===== Data shown =====
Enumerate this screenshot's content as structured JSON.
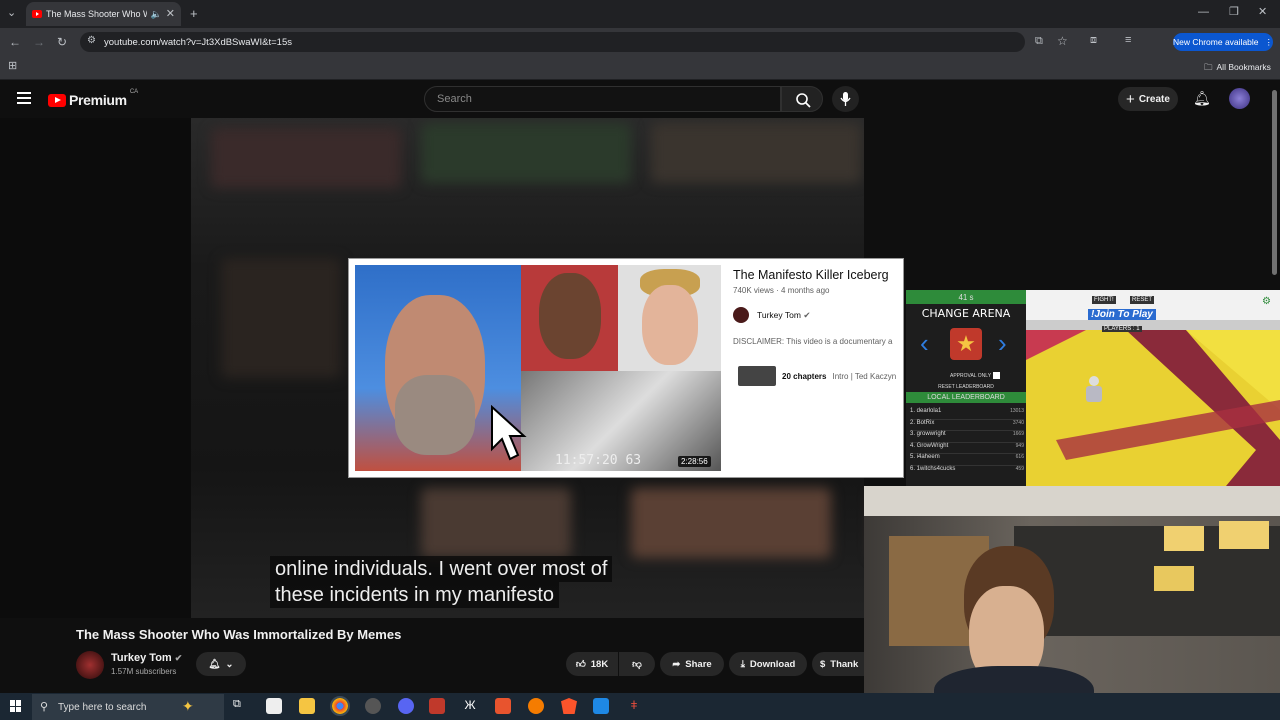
{
  "browser": {
    "tab_title": "The Mass Shooter Who Wa",
    "url": "youtube.com/watch?v=Jt3XdBSwaWI&t=15s",
    "new_chrome": "New Chrome available",
    "all_bookmarks": "All Bookmarks"
  },
  "youtube": {
    "logo": "Premium",
    "region": "CA",
    "search_placeholder": "Search",
    "create": "Create"
  },
  "caption": {
    "line1": "online individuals. I went over most of",
    "line2": "these incidents in my manifesto"
  },
  "card": {
    "title": "The Manifesto Killer Iceberg",
    "meta": "740K views · 4 months ago",
    "channel": "Turkey Tom",
    "disclaimer": "DISCLAIMER: This video is a documentary a",
    "chapters": "20 chapters",
    "chapters_detail": "Intro | Ted Kaczyn",
    "duration": "2:28:56",
    "timestamp": "11:57:20 63"
  },
  "arena": {
    "timer": "41 s",
    "title": "CHANGE ARENA",
    "approval": "APPROVAL ONLY",
    "reset": "RESET LEADERBOARD",
    "local": "LOCAL LEADERBOARD",
    "leaders": [
      {
        "name": "1. dearlola1",
        "score": "13013"
      },
      {
        "name": "2. BotRix",
        "score": "3740"
      },
      {
        "name": "3. growwright",
        "score": "1669"
      },
      {
        "name": "4. GrowWright",
        "score": "949"
      },
      {
        "name": "5. i4aheem",
        "score": "616"
      },
      {
        "name": "6. 1witchs4cucks",
        "score": "459"
      }
    ]
  },
  "game": {
    "fight": "FIGHT!",
    "reset": "RESET",
    "join": "!Join To Play",
    "players": "PLAYERS : 1"
  },
  "video": {
    "title": "The Mass Shooter Who Was Immortalized By Memes",
    "channel": "Turkey Tom",
    "subscribers": "1.57M subscribers",
    "likes": "18K",
    "share": "Share",
    "download": "Download",
    "thanks": "Thank"
  },
  "taskbar": {
    "search": "Type here to search"
  },
  "colors": {
    "yt_red": "#ff0000",
    "chrome_blue": "#0b57d0",
    "arena_green": "#2e8b3a"
  }
}
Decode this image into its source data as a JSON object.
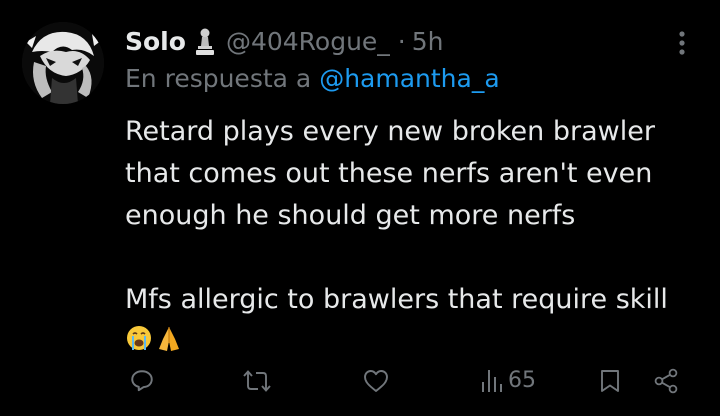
{
  "tweet": {
    "display_name": "Solo",
    "badge_icon": "chess-pawn-icon",
    "handle": "@404Rogue_",
    "separator": "·",
    "time": "5h",
    "reply_prefix": "En respuesta a",
    "reply_mention": "@hamantha_a",
    "body_lines": [
      "Retard plays every new broken brawler that comes out these nerfs aren't even enough he should get more nerfs",
      "Mfs allergic to brawlers that require skill"
    ],
    "emojis": [
      "crying-face-emoji",
      "folded-hands-emoji"
    ]
  },
  "actions": {
    "reply_icon": "reply-icon",
    "retweet_icon": "retweet-icon",
    "like_icon": "heart-icon",
    "views_icon": "views-icon",
    "views_count": "65",
    "bookmark_icon": "bookmark-icon",
    "share_icon": "share-icon"
  },
  "colors": {
    "background": "#000000",
    "text_primary": "#e7e9ea",
    "text_secondary": "#71767b",
    "accent": "#1d9bf0"
  }
}
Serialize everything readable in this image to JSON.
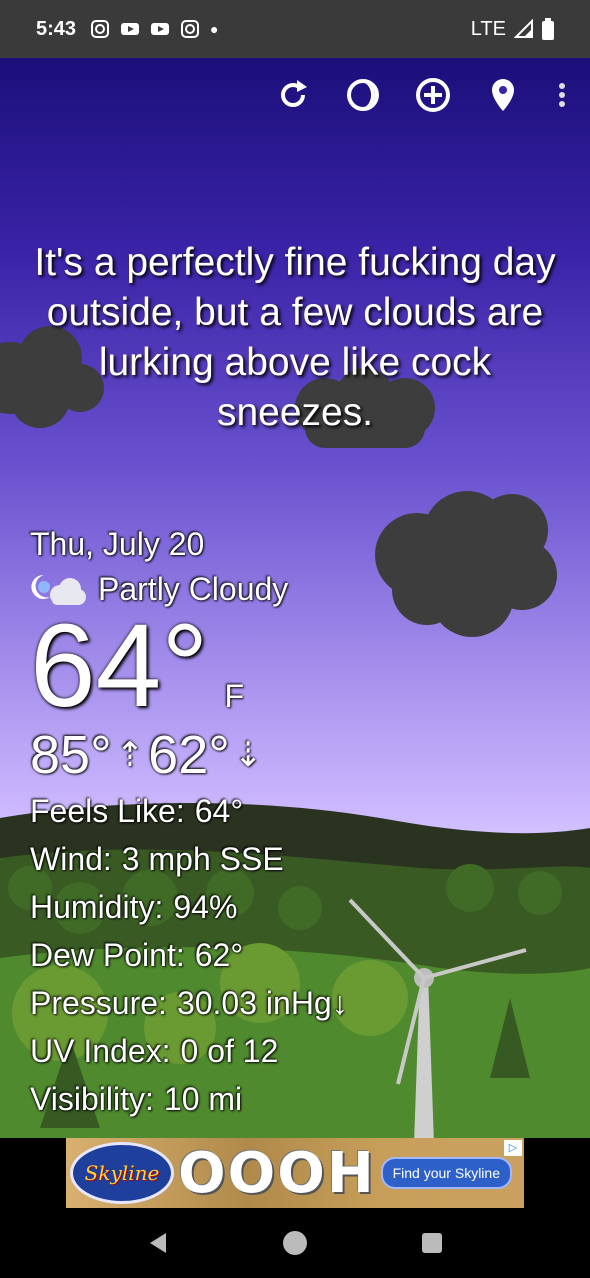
=====
### Task objective
Transcribe every entry above exactly. Omit all pictures.

### Result of this task
Enumerate this screenshot's content as structured JSON.
{
  "browser": {
    "tab_title": "The Mass Shooter Who Wa",
    "url": "youtube.com/watch?v=Jt3XdBSwaWI&t=15s",
    "new_chrome": "New Chrome available",
    "all_bookmarks": "All Bookmarks"
  },
  "youtube": {
    "logo": "Premium",
    "region": "CA",
    "search_placeholder": "Search",
    "create": "Create"
  },
  "caption": {
    "line1": "online individuals. I went over most of",
    "line2": "these incidents in my manifesto"
  },
  "card": {
    "title": "The Manifesto Killer Iceberg",
    "meta": "740K views · 4 months ago",
    "channel": "Turkey Tom",
    "disclaimer": "DISCLAIMER: This video is a documentary a",
    "chapters": "20 chapters",
    "chapters_detail": "Intro | Ted Kaczyn",
    "duration": "2:28:56",
    "timestamp": "11:57:20 63"
  },
  "arena": {
    "timer": "41 s",
    "title": "CHANGE ARENA",
    "approval": "APPROVAL ONLY",
    "reset": "RESET LEADERBOARD",
    "local": "LOCAL LEADERBOARD",
    "leaders": [
      {
        "name": "1. dearlola1",
        "score": "13013"
      },
      {
        "name": "2. BotRix",
        "score": "3740"
      },
      {
        "name": "3. growwright",
        "score": "1669"
      },
      {
        "name": "4. GrowWright",
        "score": "949"
      },
      {
        "name": "5. i4aheem",
        "score": "616"
      },
      {
        "name": "6. 1witchs4cucks",
        "score": "459"
      }
    ]
  },
  "game": {
    "fight": "FIGHT!",
    "reset": "RESET",
    "join": "!Join To Play",
    "players": "PLAYERS : 1"
  },
  "video": {
    "title": "The Mass Shooter Who Was Immortalized By Memes",
    "channel": "Turkey Tom",
    "subscribers": "1.57M subscribers",
    "likes": "18K",
    "share": "Share",
    "download": "Download",
    "thanks": "Thank"
  },
  "taskbar": {
    "search": "Type here to search"
  },
  "colors": {
    "yt_red": "#ff0000",
    "chrome_blue": "#0b57d0",
    "arena_green": "#2e8b3a"
  }
}
Decode this image into its source data as a JSON object.
{
  "tweet": {
    "display_name": "Solo",
    "badge_icon": "chess-pawn-icon",
    "handle": "@404Rogue_",
    "separator": "·",
    "time": "5h",
    "reply_prefix": "En respuesta a",
    "reply_mention": "@hamantha_a",
    "body_lines": [
      "Retard plays every new broken brawler that comes out these nerfs aren't even enough he should get more nerfs",
      "Mfs allergic to brawlers that require skill"
    ],
    "emojis": [
      "crying-face-emoji",
      "folded-hands-emoji"
    ]
  },
  "actions": {
    "reply_icon": "reply-icon",
    "retweet_icon": "retweet-icon",
    "like_icon": "heart-icon",
    "views_icon": "views-icon",
    "views_count": "65",
    "bookmark_icon": "bookmark-icon",
    "share_icon": "share-icon"
  },
  "colors": {
    "background": "#000000",
    "text_primary": "#e7e9ea",
    "text_secondary": "#71767b",
    "accent": "#1d9bf0"
  }
}
Serialize everything readable in this image to JSON.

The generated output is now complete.